Text segment –
::::::::::
Control of power sourced from a microbial fuel cell reduces its start-up time and increases bioelectrochemical activity

Hitesh C. Boghani, Jung Rae Kim, Richard M. Dinsdale, Alan J. Guwy, Giuliano C. Premier*

*Corresponding author for this work

    Research output: Contribution to journalArticlepeer-review

    Abstract

    Microbial fuel cell (MFC) performance depends on the selective development of an electrogenic biofilm at an electrode. Controlled biofilm enrichment may reduce start-up time and improve subsequent power performance. The anode potential is known to affect start-up and subsequent performance in electrogenic bio-catalytic consortia. Control strategies varying electrical load through gradient based maximum power point tracking (MPPT) and transient poised anode potential followed by MPPT are compared to static ohmic loading. Three replicate H-type MFCs were used to investigate start-up strategies: (1) application of an MPPT algorithm preceded by poised-potential at the anode (+0.645. V vs Ag/AgCl); (2) MFC connected to MPPT-only; (3) static external load of 1. kΩ and 500. Ω. Active control showed a significant reduction in start-up time from 42 to 22. days, along with 3.5-fold increase in biocatalytic activity after start-up. Such active control may improve applicability by accelerating start-up and enhancing MFC power and bio-catalytic performance.
::::::::::
(Saved data entries)

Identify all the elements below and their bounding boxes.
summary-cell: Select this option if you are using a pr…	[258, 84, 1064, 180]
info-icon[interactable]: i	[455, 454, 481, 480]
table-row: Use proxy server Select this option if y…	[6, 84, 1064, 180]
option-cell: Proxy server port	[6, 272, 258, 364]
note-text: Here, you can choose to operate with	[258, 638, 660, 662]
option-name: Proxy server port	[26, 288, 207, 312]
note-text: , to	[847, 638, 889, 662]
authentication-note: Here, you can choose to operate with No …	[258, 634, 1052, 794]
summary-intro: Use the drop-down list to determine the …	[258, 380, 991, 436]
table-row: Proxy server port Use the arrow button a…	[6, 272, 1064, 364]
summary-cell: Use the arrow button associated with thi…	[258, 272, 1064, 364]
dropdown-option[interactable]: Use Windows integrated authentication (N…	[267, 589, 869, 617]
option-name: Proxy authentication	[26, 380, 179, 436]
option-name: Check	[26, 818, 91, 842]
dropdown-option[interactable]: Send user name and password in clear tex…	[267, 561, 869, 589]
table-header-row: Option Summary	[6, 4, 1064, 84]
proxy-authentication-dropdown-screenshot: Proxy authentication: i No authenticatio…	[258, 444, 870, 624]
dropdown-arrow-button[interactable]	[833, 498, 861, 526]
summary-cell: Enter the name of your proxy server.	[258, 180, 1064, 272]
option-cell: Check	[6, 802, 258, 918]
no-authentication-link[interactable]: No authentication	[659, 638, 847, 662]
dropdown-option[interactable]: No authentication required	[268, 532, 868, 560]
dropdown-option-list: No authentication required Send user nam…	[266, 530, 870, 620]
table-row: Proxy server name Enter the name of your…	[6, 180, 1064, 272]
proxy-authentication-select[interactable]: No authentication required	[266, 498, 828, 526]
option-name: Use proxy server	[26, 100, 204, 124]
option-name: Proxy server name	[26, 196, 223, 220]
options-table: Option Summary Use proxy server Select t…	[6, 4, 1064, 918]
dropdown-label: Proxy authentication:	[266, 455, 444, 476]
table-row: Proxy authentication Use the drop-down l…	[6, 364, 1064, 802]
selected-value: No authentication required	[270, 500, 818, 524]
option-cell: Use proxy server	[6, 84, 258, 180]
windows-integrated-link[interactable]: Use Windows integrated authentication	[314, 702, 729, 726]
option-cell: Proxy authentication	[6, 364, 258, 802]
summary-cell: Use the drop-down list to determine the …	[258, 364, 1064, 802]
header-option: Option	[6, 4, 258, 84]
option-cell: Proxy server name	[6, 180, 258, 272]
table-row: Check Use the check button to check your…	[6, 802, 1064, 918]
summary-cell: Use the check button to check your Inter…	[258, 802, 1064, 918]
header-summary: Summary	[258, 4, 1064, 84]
::::::::::
The problem –
Print the full text on controlling power from a microbial fuel cell exactly as it appears, from its title through the last sentence of its abstract.

Solution for this exercise –
Control of power sourced from a microbial fuel cell reduces its start-up time and increases bioelectrochemical activity

Hitesh C. Boghani, Jung Rae Kim, Richard M. Dinsdale, Alan J. Guwy, Giuliano C. Premier*

*Corresponding author for this work

    Research output: Contribution to journalArticlepeer-review

    Abstract

    Microbial fuel cell (MFC) performance depends on the selective development of an electrogenic biofilm at an electrode. Controlled biofilm enrichment may reduce start-up time and improve subsequent power performance. The anode potential is known to affect start-up and subsequent performance in electrogenic bio-catalytic consortia. Control strategies varying electrical load through gradient based maximum power point tracking (MPPT) and transient poised anode potential followed by MPPT are compared to static ohmic loading. Three replicate H-type MFCs were used to investigate start-up strategies: (1) application of an MPPT algorithm preceded by poised-potential at the anode (+0.645. V vs Ag/AgCl); (2) MFC connected to MPPT-only; (3) static external load of 1. kΩ and 500. Ω. Active control showed a significant reduction in start-up time from 42 to 22. days, along with 3.5-fold increase in biocatalytic activity after start-up. Such active control may improve applicability by accelerating start-up and enhancing MFC power and bio-catalytic performance.